Transcribe the material in full. Nothing should differ except that the pictures are left out.

Extracted records:
::::::

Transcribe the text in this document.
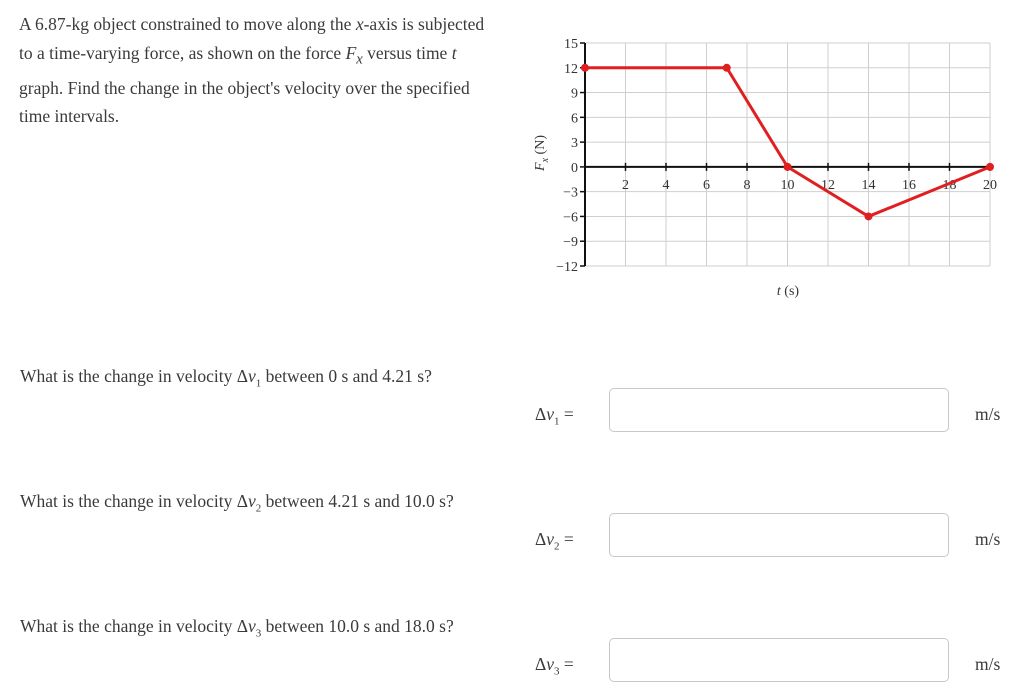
A 6.87-kg object constrained to move along the x-axis is subjected to a time-varying force, as shown on the force $F_x$ versus time t graph. Find the change in the object's velocity over the specified time intervals.
15
12
9
6
3
0
−3
−6
−9
−12
2 4 6 8 10 12 14 16 18 20
$F_x$ (N)
t (s)
What is the change in velocity $\Delta v_1$ between 0 s and 4.21 s?
$\Delta v_1$ =	m/s
What is the change in velocity $\Delta v_2$ between 4.21 s and 10.0 s?
$\Delta v_2$ =	m/s
What is the change in velocity $\Delta v_3$ between 10.0 s and 18.0 s?
$\Delta v_3$ =	m/s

::::::

SOLUTION TO THIS EXERCISE —
Transcribe the text in this document.
A 6.87-kg object constrained to move along the x-axis is subjected to a time-varying force, as shown on the force $F_x$ versus time t graph. Find the change in the object's velocity over the specified time intervals.
15
12
9
6
3
0
−3
−6
−9
−12
2 4 6 8 10 12 14 16 18 20
$F_x$ (N)
t (s)
What is the change in velocity $\Delta v_1$ between 0 s and 4.21 s?
$\Delta v_1$ =	m/s
What is the change in velocity $\Delta v_2$ between 4.21 s and 10.0 s?
$\Delta v_2$ =	m/s
What is the change in velocity $\Delta v_3$ between 10.0 s and 18.0 s?
$\Delta v_3$ =	m/s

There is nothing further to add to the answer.